> Task prompt
Please restate the following records word for word.

[Records about charts and figures]
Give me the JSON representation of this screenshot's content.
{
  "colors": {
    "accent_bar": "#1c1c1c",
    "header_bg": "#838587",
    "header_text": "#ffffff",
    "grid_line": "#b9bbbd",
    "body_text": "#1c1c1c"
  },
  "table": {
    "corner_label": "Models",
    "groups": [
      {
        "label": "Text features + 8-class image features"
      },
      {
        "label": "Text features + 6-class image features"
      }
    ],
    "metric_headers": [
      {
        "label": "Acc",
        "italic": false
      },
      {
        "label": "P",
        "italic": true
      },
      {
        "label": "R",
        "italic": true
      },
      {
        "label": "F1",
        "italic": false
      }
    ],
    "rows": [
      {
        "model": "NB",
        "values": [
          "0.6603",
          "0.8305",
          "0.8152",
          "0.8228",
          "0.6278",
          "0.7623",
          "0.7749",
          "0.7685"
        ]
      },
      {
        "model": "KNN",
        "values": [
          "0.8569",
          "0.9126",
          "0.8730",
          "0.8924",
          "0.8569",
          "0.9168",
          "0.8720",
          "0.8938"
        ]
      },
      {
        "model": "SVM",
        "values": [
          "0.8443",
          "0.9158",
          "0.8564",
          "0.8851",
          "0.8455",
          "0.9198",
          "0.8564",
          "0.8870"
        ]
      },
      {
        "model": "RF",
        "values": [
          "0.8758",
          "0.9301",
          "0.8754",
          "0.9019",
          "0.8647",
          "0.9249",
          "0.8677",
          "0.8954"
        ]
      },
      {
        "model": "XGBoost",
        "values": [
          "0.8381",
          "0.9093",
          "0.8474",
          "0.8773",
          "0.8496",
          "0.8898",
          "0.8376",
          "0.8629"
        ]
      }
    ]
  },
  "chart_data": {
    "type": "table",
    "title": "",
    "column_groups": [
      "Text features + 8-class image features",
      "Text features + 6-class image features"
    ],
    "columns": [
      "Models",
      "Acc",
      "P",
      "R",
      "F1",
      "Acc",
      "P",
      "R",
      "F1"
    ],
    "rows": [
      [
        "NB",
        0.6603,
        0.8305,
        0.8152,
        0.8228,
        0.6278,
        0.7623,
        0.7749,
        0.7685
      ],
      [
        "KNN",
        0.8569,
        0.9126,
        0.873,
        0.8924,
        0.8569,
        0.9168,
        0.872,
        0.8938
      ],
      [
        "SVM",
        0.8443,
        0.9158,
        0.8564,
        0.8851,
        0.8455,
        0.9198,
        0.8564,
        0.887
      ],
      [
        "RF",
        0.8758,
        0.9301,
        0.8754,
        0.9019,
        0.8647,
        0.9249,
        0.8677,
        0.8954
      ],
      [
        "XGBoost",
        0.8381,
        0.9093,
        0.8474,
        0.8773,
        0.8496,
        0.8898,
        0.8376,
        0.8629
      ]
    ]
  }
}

> Answer to this exercise
Give me the JSON representation of this screenshot's content.
{
  "colors": {
    "accent_bar": "#1c1c1c",
    "header_bg": "#838587",
    "header_text": "#ffffff",
    "grid_line": "#b9bbbd",
    "body_text": "#1c1c1c"
  },
  "table": {
    "corner_label": "Models",
    "groups": [
      {
        "label": "Text features + 8-class image features"
      },
      {
        "label": "Text features + 6-class image features"
      }
    ],
    "metric_headers": [
      {
        "label": "Acc",
        "italic": false
      },
      {
        "label": "P",
        "italic": true
      },
      {
        "label": "R",
        "italic": true
      },
      {
        "label": "F1",
        "italic": false
      }
    ],
    "rows": [
      {
        "model": "NB",
        "values": [
          "0.6603",
          "0.8305",
          "0.8152",
          "0.8228",
          "0.6278",
          "0.7623",
          "0.7749",
          "0.7685"
        ]
      },
      {
        "model": "KNN",
        "values": [
          "0.8569",
          "0.9126",
          "0.8730",
          "0.8924",
          "0.8569",
          "0.9168",
          "0.8720",
          "0.8938"
        ]
      },
      {
        "model": "SVM",
        "values": [
          "0.8443",
          "0.9158",
          "0.8564",
          "0.8851",
          "0.8455",
          "0.9198",
          "0.8564",
          "0.8870"
        ]
      },
      {
        "model": "RF",
        "values": [
          "0.8758",
          "0.9301",
          "0.8754",
          "0.9019",
          "0.8647",
          "0.9249",
          "0.8677",
          "0.8954"
        ]
      },
      {
        "model": "XGBoost",
        "values": [
          "0.8381",
          "0.9093",
          "0.8474",
          "0.8773",
          "0.8496",
          "0.8898",
          "0.8376",
          "0.8629"
        ]
      }
    ]
  },
  "chart_data": {
    "type": "table",
    "title": "",
    "column_groups": [
      "Text features + 8-class image features",
      "Text features + 6-class image features"
    ],
    "columns": [
      "Models",
      "Acc",
      "P",
      "R",
      "F1",
      "Acc",
      "P",
      "R",
      "F1"
    ],
    "rows": [
      [
        "NB",
        0.6603,
        0.8305,
        0.8152,
        0.8228,
        0.6278,
        0.7623,
        0.7749,
        0.7685
      ],
      [
        "KNN",
        0.8569,
        0.9126,
        0.873,
        0.8924,
        0.8569,
        0.9168,
        0.872,
        0.8938
      ],
      [
        "SVM",
        0.8443,
        0.9158,
        0.8564,
        0.8851,
        0.8455,
        0.9198,
        0.8564,
        0.887
      ],
      [
        "RF",
        0.8758,
        0.9301,
        0.8754,
        0.9019,
        0.8647,
        0.9249,
        0.8677,
        0.8954
      ],
      [
        "XGBoost",
        0.8381,
        0.9093,
        0.8474,
        0.8773,
        0.8496,
        0.8898,
        0.8376,
        0.8629
      ]
    ]
  }
}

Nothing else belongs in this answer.